Figure contents as structured data
"""
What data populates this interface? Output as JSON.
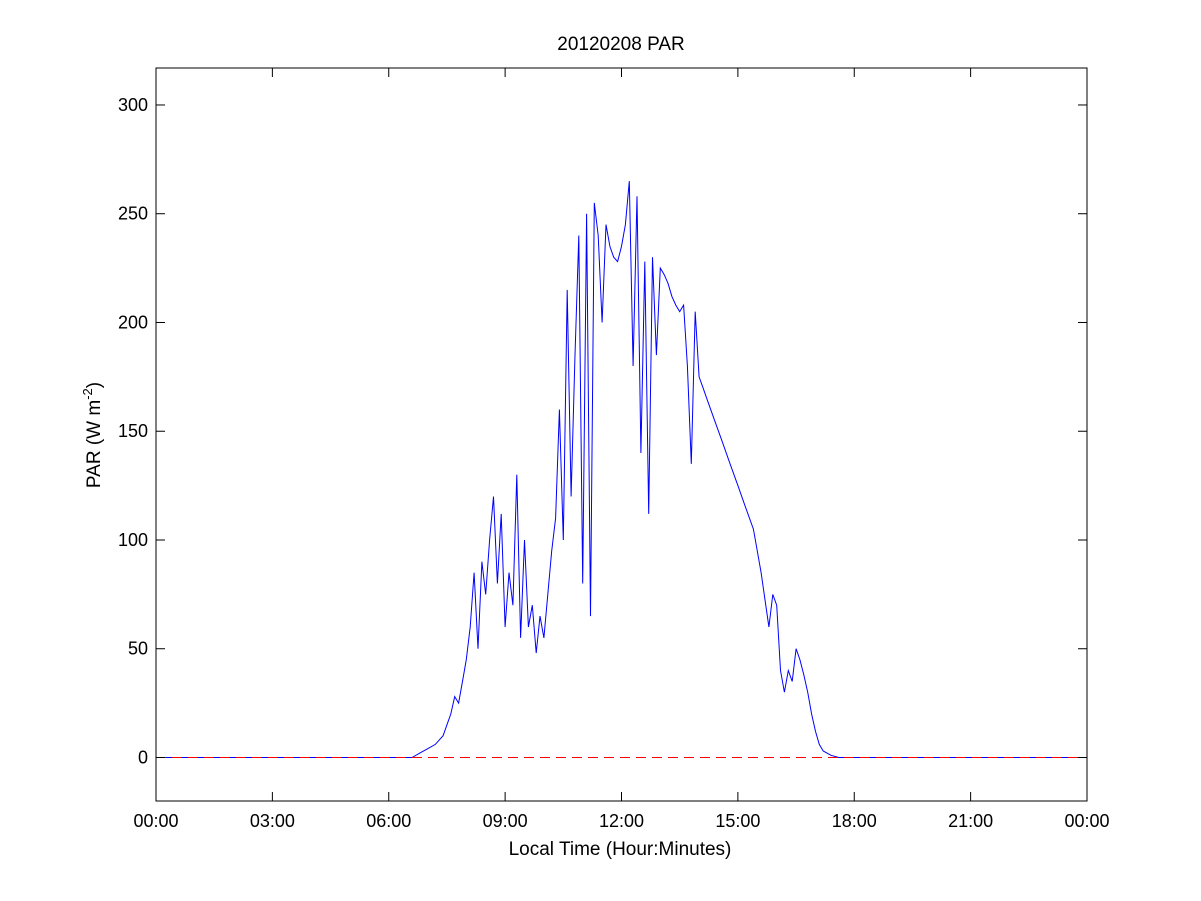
{
  "chart_data": {
    "type": "line",
    "title": "20120208 PAR",
    "xlabel": "Local Time (Hour:Minutes)",
    "ylabel": {
      "main": "PAR (W m",
      "sup": "-2",
      "close": ")"
    },
    "xlim": [
      0,
      24
    ],
    "ylim": [
      -20,
      317
    ],
    "xticks": [
      0,
      3,
      6,
      9,
      12,
      15,
      18,
      21,
      24
    ],
    "xtick_labels": [
      "00:00",
      "03:00",
      "06:00",
      "09:00",
      "12:00",
      "15:00",
      "18:00",
      "21:00",
      "00:00"
    ],
    "yticks": [
      0,
      50,
      100,
      150,
      200,
      250,
      300
    ],
    "ytick_labels": [
      "0",
      "50",
      "100",
      "150",
      "200",
      "250",
      "300"
    ],
    "grid": false,
    "series": [
      {
        "color": "#0000ff",
        "style": "solid",
        "x": [
          0,
          6.6,
          6.8,
          7.0,
          7.2,
          7.4,
          7.5,
          7.6,
          7.7,
          7.8,
          7.9,
          8.0,
          8.1,
          8.2,
          8.3,
          8.4,
          8.5,
          8.6,
          8.7,
          8.8,
          8.9,
          9.0,
          9.1,
          9.2,
          9.3,
          9.4,
          9.5,
          9.6,
          9.7,
          9.8,
          9.9,
          10.0,
          10.1,
          10.2,
          10.3,
          10.4,
          10.5,
          10.6,
          10.7,
          10.8,
          10.9,
          11.0,
          11.1,
          11.2,
          11.3,
          11.4,
          11.5,
          11.6,
          11.7,
          11.8,
          11.9,
          12.0,
          12.1,
          12.2,
          12.3,
          12.4,
          12.5,
          12.6,
          12.7,
          12.8,
          12.9,
          13.0,
          13.1,
          13.2,
          13.3,
          13.4,
          13.5,
          13.6,
          13.7,
          13.8,
          13.9,
          14.0,
          14.1,
          14.2,
          14.4,
          14.6,
          14.8,
          15.0,
          15.2,
          15.4,
          15.6,
          15.8,
          15.9,
          16.0,
          16.1,
          16.2,
          16.3,
          16.4,
          16.5,
          16.6,
          16.7,
          16.8,
          16.9,
          17.0,
          17.1,
          17.2,
          17.4,
          17.6,
          17.8,
          18.0,
          24
        ],
        "y": [
          0,
          0,
          2,
          4,
          6,
          10,
          15,
          20,
          28,
          25,
          35,
          45,
          60,
          85,
          50,
          90,
          75,
          100,
          120,
          80,
          112,
          60,
          85,
          70,
          130,
          55,
          100,
          60,
          70,
          48,
          65,
          55,
          75,
          95,
          110,
          160,
          100,
          215,
          120,
          185,
          240,
          80,
          250,
          65,
          255,
          240,
          200,
          245,
          235,
          230,
          228,
          235,
          245,
          265,
          180,
          258,
          140,
          228,
          112,
          230,
          185,
          225,
          222,
          218,
          212,
          208,
          205,
          208,
          180,
          135,
          205,
          175,
          170,
          165,
          155,
          145,
          135,
          125,
          115,
          105,
          85,
          60,
          75,
          70,
          40,
          30,
          40,
          35,
          50,
          45,
          38,
          30,
          20,
          12,
          6,
          3,
          1,
          0,
          0,
          0,
          0
        ]
      },
      {
        "color": "#ff0000",
        "style": "dashed",
        "x": [
          0,
          24
        ],
        "y": [
          0,
          0
        ]
      }
    ]
  }
}
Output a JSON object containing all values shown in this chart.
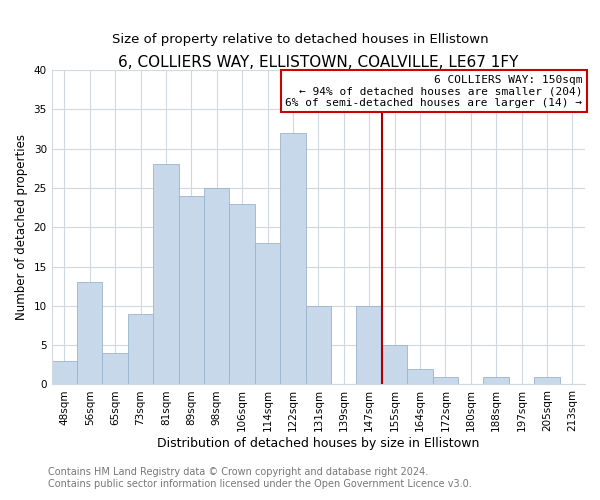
{
  "title": "6, COLLIERS WAY, ELLISTOWN, COALVILLE, LE67 1FY",
  "subtitle": "Size of property relative to detached houses in Ellistown",
  "xlabel": "Distribution of detached houses by size in Ellistown",
  "ylabel": "Number of detached properties",
  "bar_labels": [
    "48sqm",
    "56sqm",
    "65sqm",
    "73sqm",
    "81sqm",
    "89sqm",
    "98sqm",
    "106sqm",
    "114sqm",
    "122sqm",
    "131sqm",
    "139sqm",
    "147sqm",
    "155sqm",
    "164sqm",
    "172sqm",
    "180sqm",
    "188sqm",
    "197sqm",
    "205sqm",
    "213sqm"
  ],
  "bar_values": [
    3,
    13,
    4,
    9,
    28,
    24,
    25,
    23,
    18,
    32,
    10,
    0,
    10,
    5,
    2,
    1,
    0,
    1,
    0,
    1,
    0
  ],
  "bar_color": "#c8d8eb",
  "bar_edge_color": "#9ab4cc",
  "vline_index": 13,
  "vline_color": "#aa0000",
  "annotation_title": "6 COLLIERS WAY: 150sqm",
  "annotation_line1": "← 94% of detached houses are smaller (204)",
  "annotation_line2": "6% of semi-detached houses are larger (14) →",
  "annotation_box_color": "#ffffff",
  "annotation_box_edge": "#cc0000",
  "footer1": "Contains HM Land Registry data © Crown copyright and database right 2024.",
  "footer2": "Contains public sector information licensed under the Open Government Licence v3.0.",
  "ylim": [
    0,
    40
  ],
  "yticks": [
    0,
    5,
    10,
    15,
    20,
    25,
    30,
    35,
    40
  ],
  "background_color": "#ffffff",
  "grid_color": "#d0d8e0",
  "title_fontsize": 11,
  "subtitle_fontsize": 9.5,
  "xlabel_fontsize": 9,
  "ylabel_fontsize": 8.5,
  "tick_fontsize": 7.5,
  "footer_fontsize": 7,
  "annotation_fontsize": 8
}
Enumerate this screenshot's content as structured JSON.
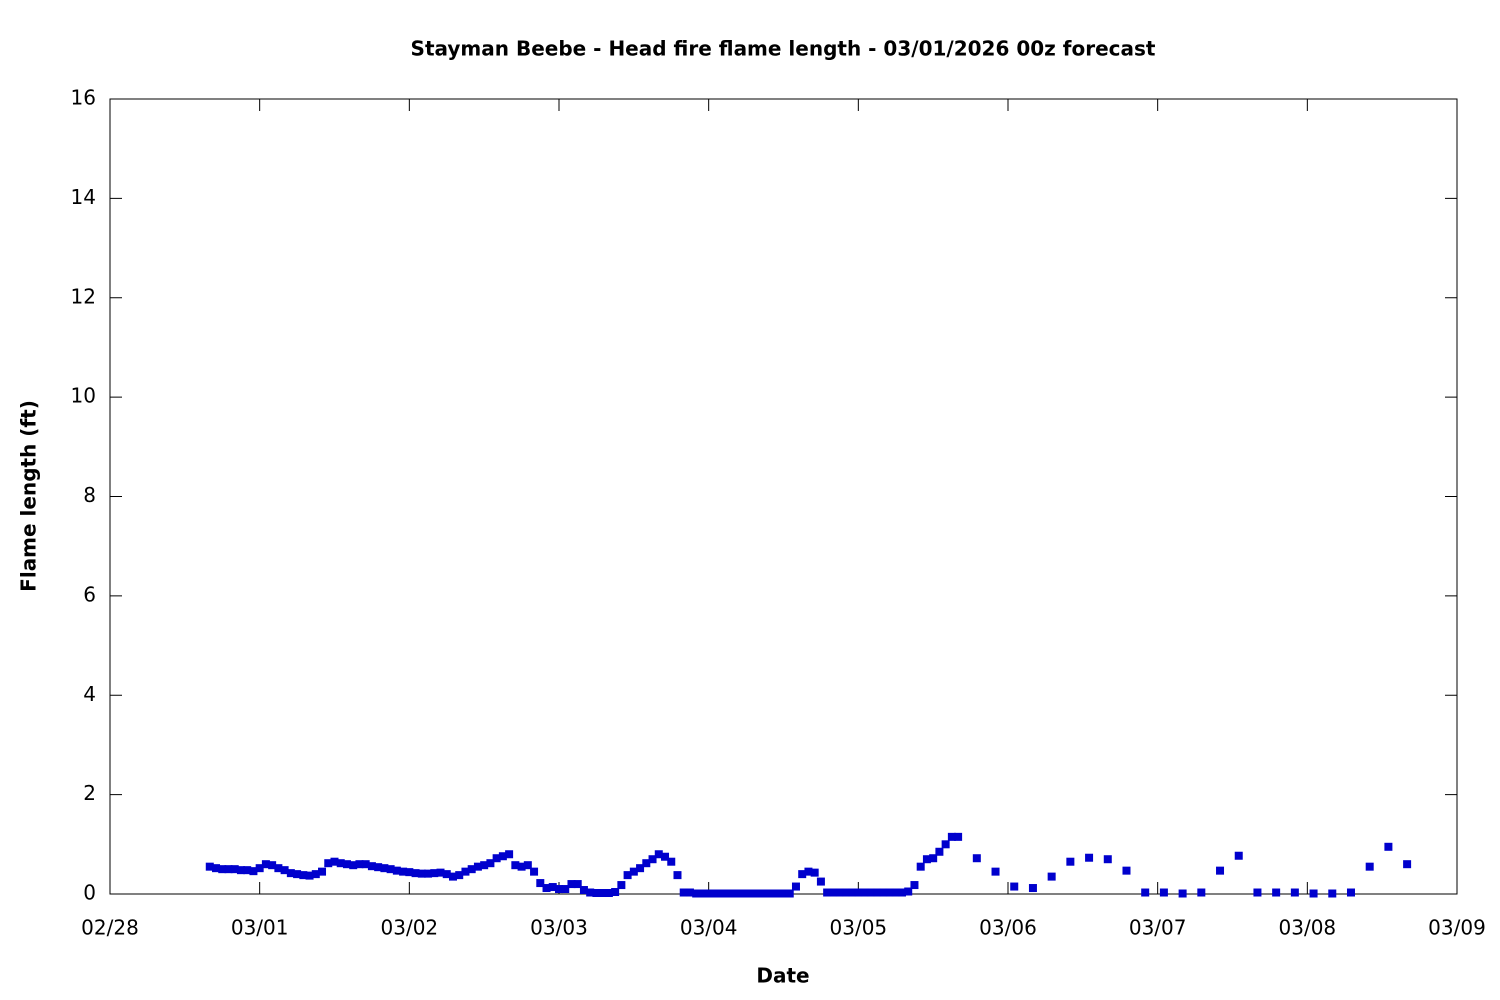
"""
● **Problem to solve**
Where a line in the entries holds "houses", copy that line.

● **The result**
  "subtitle": "Size of property relative to detached houses in Ellistown",
  "xlabel": "Distribution of detached houses by size in Ellistown",
  "annotation_line1": "← 94% of detached houses are smaller (204)",
  "annotation_line2": "6% of semi-detached houses are larger (14) →",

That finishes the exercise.